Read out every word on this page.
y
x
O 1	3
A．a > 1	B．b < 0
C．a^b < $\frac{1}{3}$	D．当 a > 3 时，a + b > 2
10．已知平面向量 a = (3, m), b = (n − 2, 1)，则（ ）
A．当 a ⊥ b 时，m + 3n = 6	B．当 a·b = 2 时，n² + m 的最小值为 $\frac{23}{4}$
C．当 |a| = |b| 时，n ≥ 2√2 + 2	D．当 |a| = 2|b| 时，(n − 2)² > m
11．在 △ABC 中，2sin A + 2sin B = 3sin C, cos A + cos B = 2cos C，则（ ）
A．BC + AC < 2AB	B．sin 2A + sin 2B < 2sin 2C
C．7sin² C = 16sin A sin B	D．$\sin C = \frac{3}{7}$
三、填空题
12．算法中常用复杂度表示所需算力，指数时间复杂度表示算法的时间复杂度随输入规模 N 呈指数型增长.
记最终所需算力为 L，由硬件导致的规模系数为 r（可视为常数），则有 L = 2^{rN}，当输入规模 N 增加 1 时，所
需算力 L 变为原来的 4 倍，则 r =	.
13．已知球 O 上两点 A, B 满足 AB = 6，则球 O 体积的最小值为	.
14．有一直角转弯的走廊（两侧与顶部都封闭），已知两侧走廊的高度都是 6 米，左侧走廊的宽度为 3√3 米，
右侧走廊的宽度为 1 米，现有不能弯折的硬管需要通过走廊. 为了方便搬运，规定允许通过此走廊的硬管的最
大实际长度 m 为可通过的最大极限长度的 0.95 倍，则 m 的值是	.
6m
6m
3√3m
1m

---

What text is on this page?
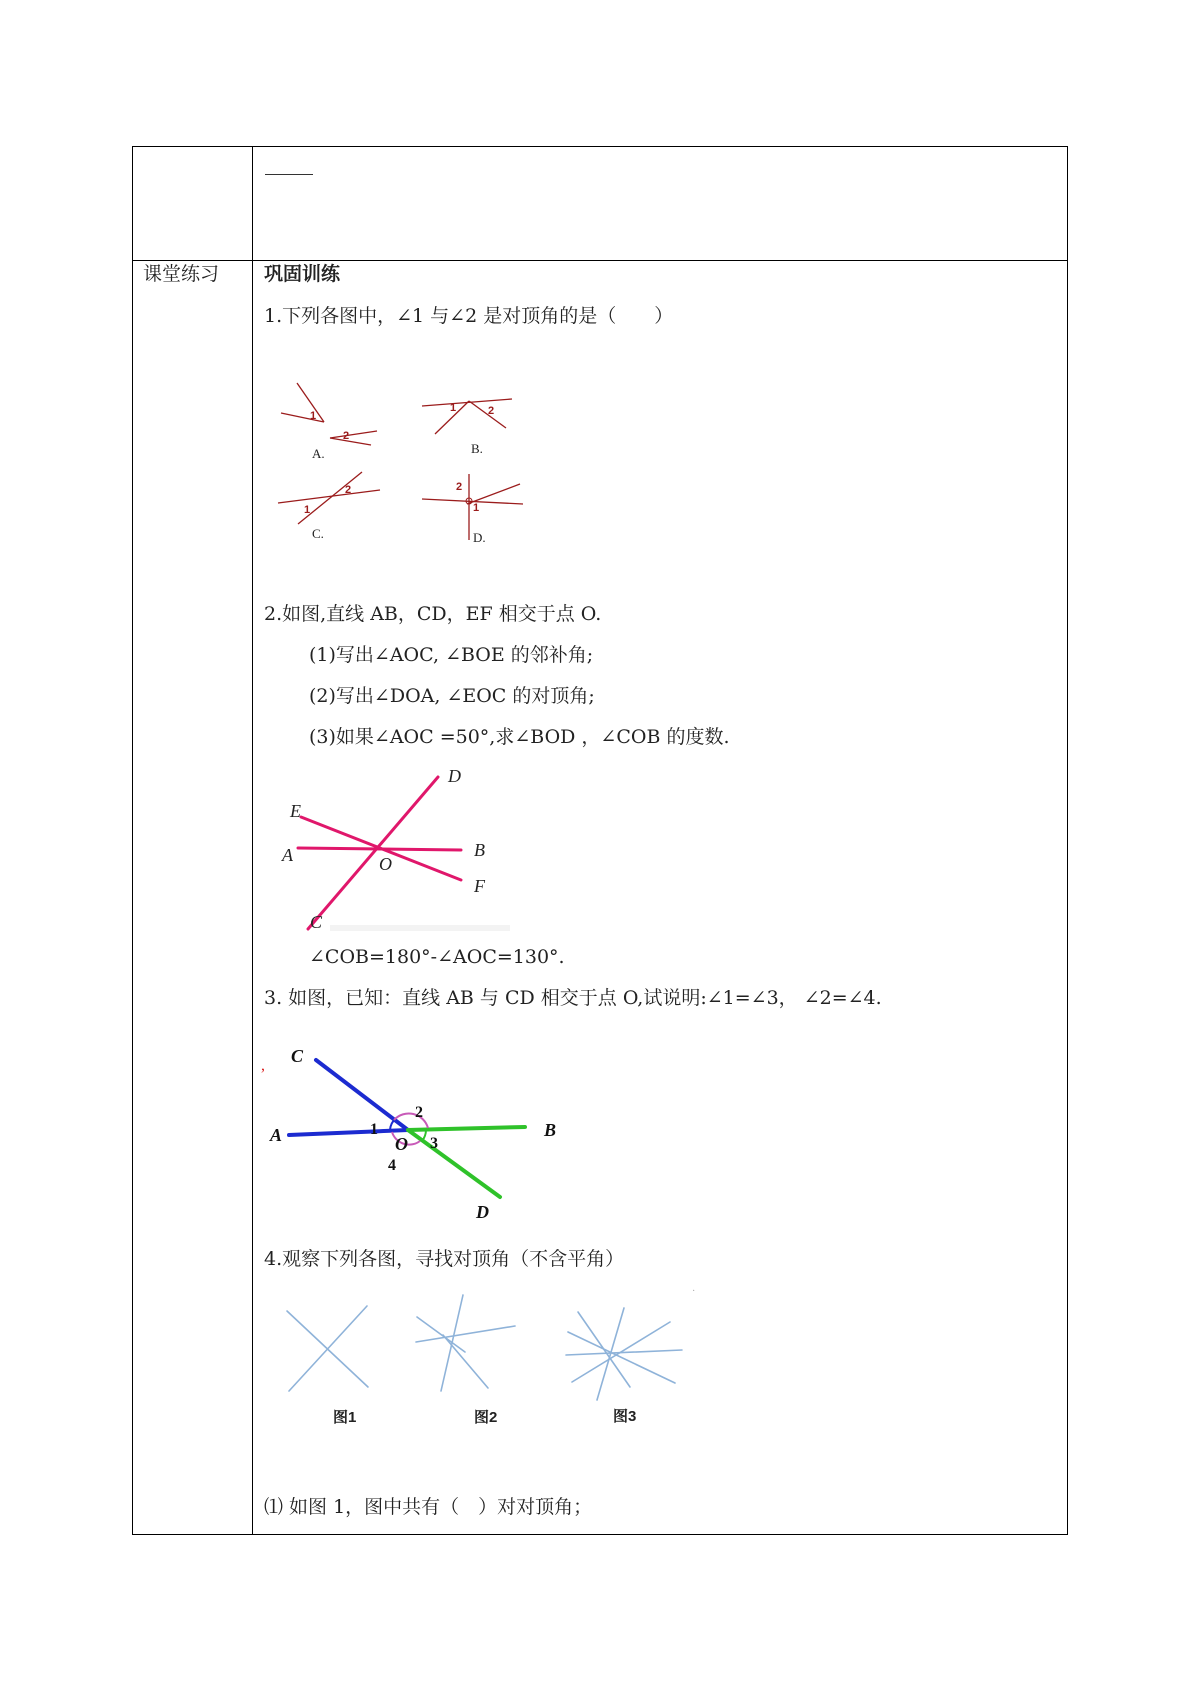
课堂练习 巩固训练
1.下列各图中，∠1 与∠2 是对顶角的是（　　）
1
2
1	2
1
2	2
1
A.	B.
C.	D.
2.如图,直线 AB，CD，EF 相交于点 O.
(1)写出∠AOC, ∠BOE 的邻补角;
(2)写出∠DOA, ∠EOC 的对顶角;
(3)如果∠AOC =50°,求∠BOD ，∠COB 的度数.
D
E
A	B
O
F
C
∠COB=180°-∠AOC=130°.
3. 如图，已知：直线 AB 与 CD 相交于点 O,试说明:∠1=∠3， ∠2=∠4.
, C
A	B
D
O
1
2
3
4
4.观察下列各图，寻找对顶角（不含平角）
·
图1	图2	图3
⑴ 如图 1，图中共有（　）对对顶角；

* * *

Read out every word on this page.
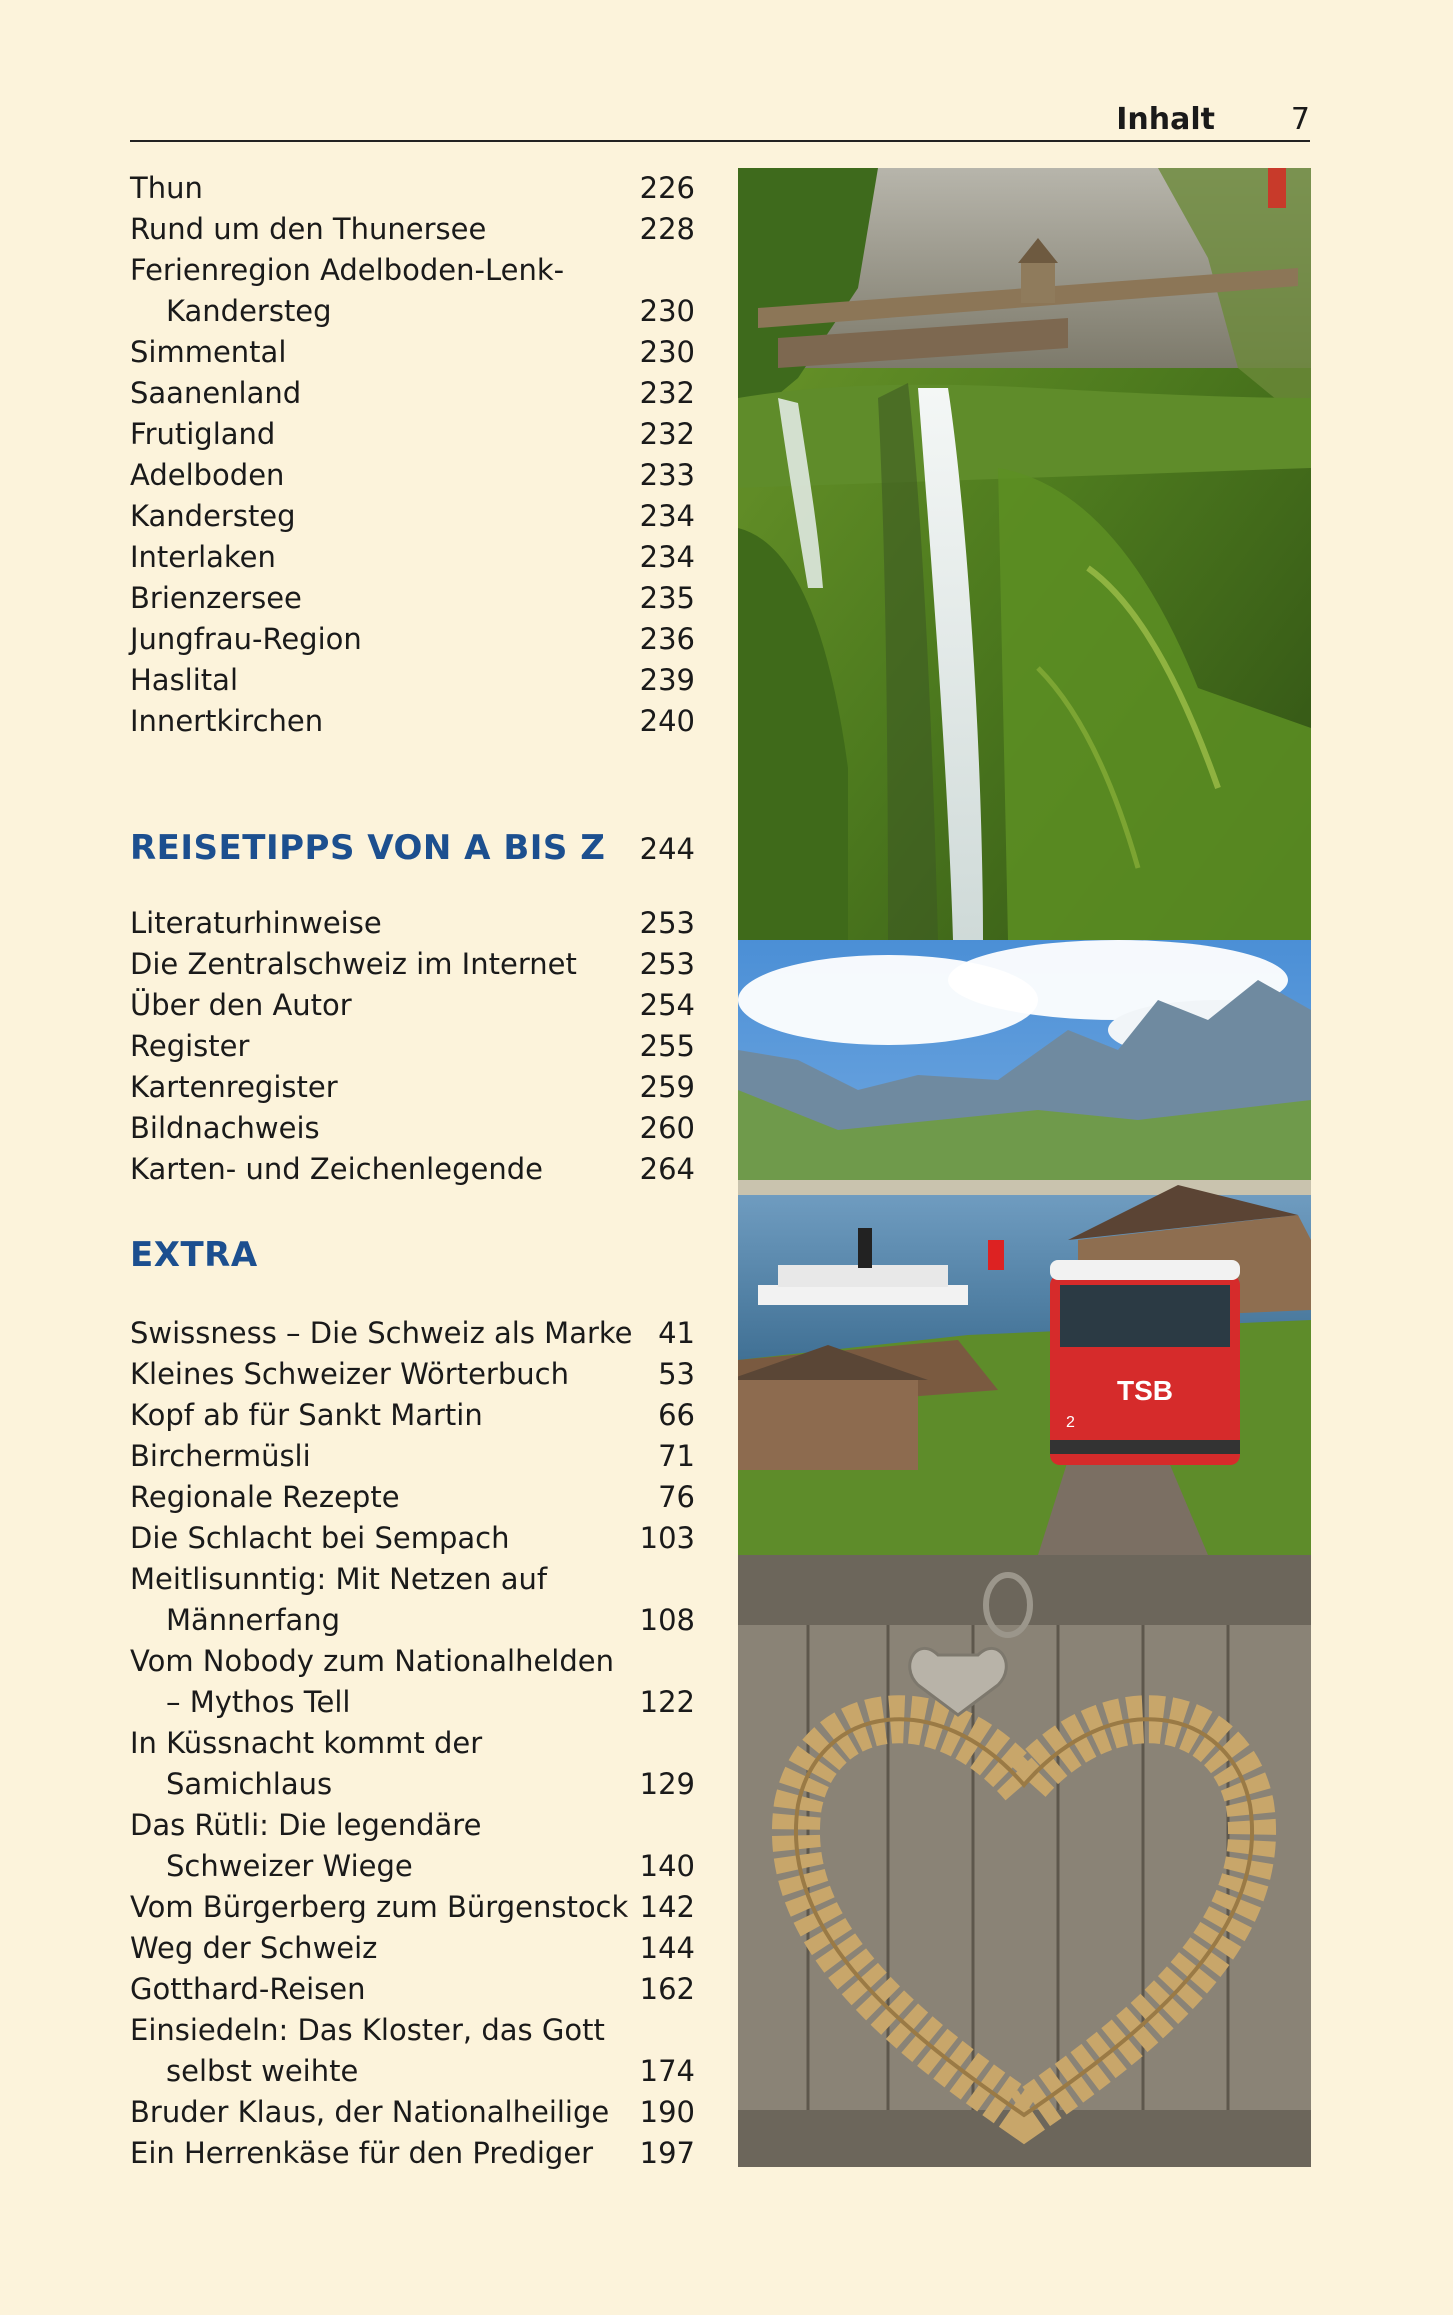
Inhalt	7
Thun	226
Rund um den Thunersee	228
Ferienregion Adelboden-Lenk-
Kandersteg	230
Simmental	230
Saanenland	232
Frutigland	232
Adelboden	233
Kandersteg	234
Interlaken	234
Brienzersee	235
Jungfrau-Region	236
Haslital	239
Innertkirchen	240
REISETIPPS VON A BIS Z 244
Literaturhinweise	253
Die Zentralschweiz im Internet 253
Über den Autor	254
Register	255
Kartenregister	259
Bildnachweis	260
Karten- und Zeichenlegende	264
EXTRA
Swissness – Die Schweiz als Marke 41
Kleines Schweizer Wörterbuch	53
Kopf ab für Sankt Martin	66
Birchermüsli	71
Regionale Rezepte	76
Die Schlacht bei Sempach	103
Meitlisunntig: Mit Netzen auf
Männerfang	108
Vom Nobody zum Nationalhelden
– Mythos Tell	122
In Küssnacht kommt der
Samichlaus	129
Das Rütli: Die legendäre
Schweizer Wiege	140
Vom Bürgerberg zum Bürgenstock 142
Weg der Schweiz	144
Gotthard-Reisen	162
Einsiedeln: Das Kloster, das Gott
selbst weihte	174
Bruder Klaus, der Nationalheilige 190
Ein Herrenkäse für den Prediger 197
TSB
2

# What you will do:
Find the word "相交于点" and list each line it appears in.

# Solution for this problem:
2.如图,直线 AB，CD，EF 相交于点 O.
3. 如图，已知：直线 AB 与 CD 相交于点 O,试说明:∠1=∠3， ∠2=∠4.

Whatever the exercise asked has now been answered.